Records for the exercise ::
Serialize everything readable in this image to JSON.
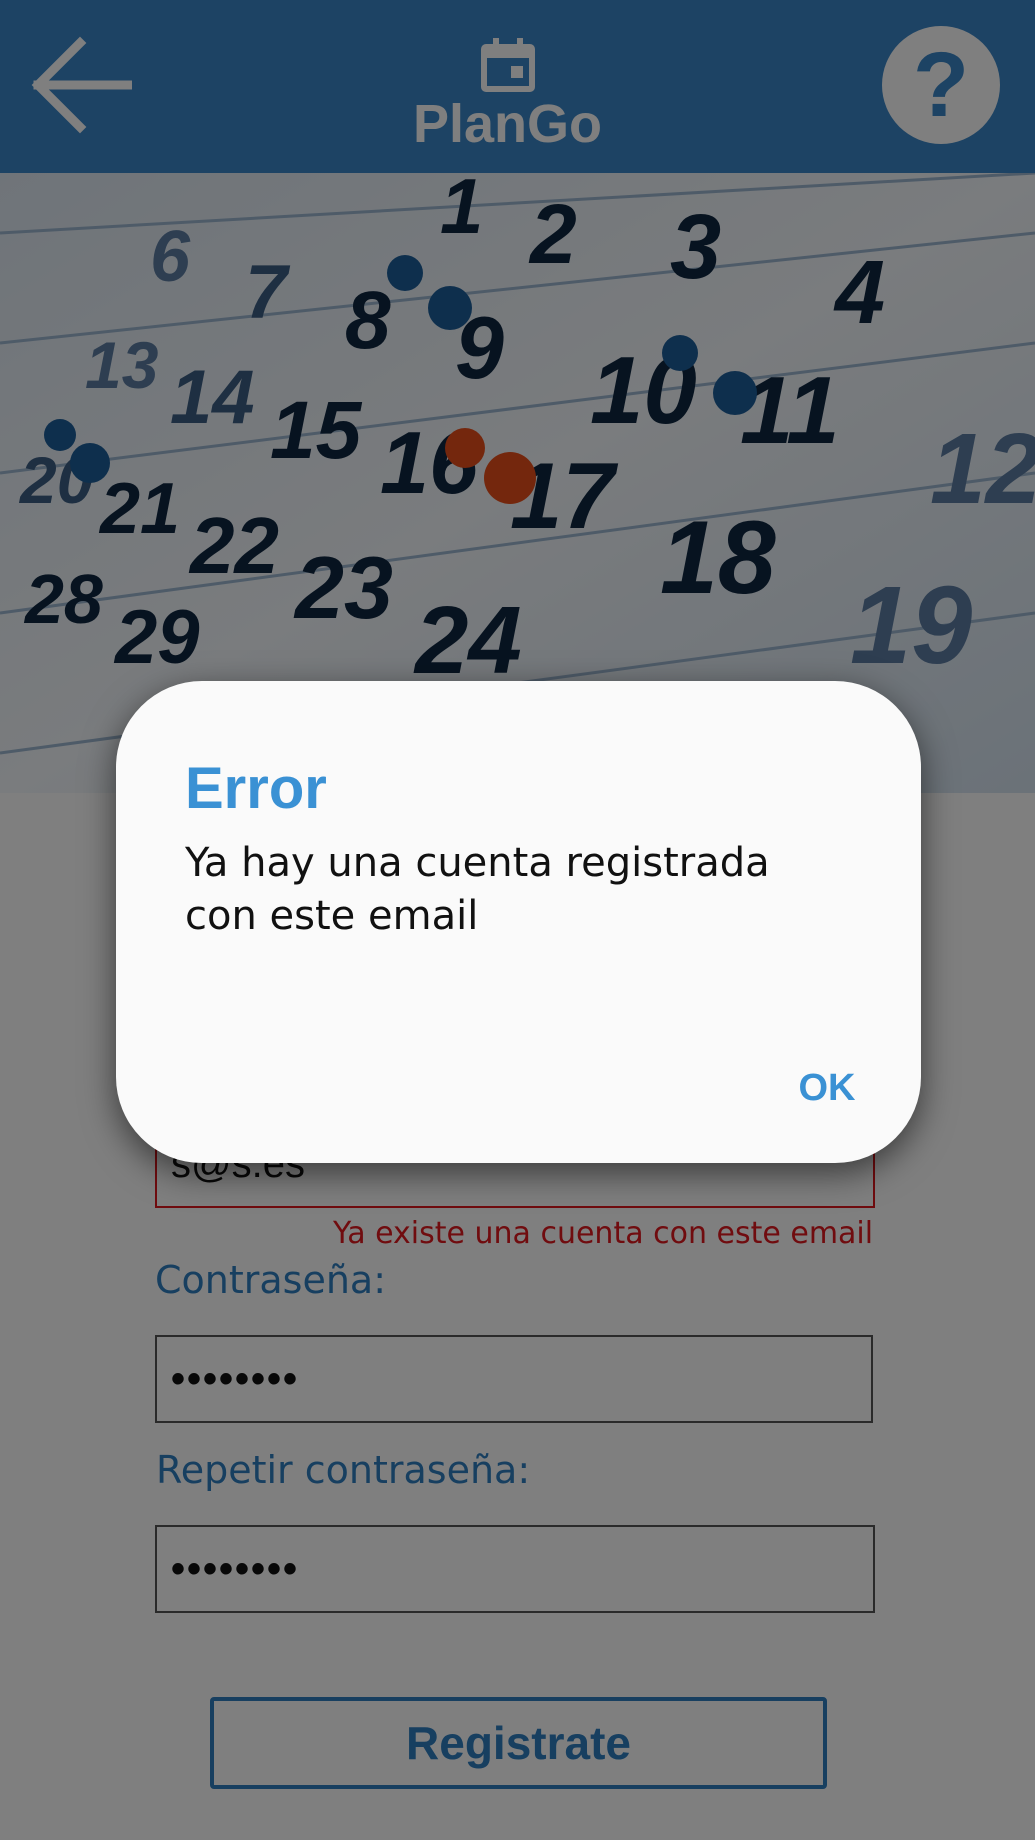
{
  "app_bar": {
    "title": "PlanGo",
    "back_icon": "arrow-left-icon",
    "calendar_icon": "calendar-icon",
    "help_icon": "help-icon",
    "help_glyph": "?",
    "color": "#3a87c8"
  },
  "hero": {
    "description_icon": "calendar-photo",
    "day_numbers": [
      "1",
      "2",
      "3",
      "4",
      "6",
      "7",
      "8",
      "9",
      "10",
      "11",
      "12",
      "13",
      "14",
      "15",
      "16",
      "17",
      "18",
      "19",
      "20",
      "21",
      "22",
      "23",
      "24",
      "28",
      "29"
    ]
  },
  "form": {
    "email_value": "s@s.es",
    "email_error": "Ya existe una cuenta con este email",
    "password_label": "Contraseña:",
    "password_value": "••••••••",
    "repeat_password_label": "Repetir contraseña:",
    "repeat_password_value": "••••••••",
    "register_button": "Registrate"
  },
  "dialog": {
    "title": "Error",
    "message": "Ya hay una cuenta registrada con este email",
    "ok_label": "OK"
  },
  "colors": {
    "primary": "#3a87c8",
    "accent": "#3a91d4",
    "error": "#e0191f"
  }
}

Problem statement :: Verbatim reproduction of every record is required; images are left out.

Full output ::
Serialize everything readable in this image to JSON.
{
  "app_bar": {
    "title": "PlanGo",
    "back_icon": "arrow-left-icon",
    "calendar_icon": "calendar-icon",
    "help_icon": "help-icon",
    "help_glyph": "?",
    "color": "#3a87c8"
  },
  "hero": {
    "description_icon": "calendar-photo",
    "day_numbers": [
      "1",
      "2",
      "3",
      "4",
      "6",
      "7",
      "8",
      "9",
      "10",
      "11",
      "12",
      "13",
      "14",
      "15",
      "16",
      "17",
      "18",
      "19",
      "20",
      "21",
      "22",
      "23",
      "24",
      "28",
      "29"
    ]
  },
  "form": {
    "email_value": "s@s.es",
    "email_error": "Ya existe una cuenta con este email",
    "password_label": "Contraseña:",
    "password_value": "••••••••",
    "repeat_password_label": "Repetir contraseña:",
    "repeat_password_value": "••••••••",
    "register_button": "Registrate"
  },
  "dialog": {
    "title": "Error",
    "message": "Ya hay una cuenta registrada con este email",
    "ok_label": "OK"
  },
  "colors": {
    "primary": "#3a87c8",
    "accent": "#3a91d4",
    "error": "#e0191f"
  }
}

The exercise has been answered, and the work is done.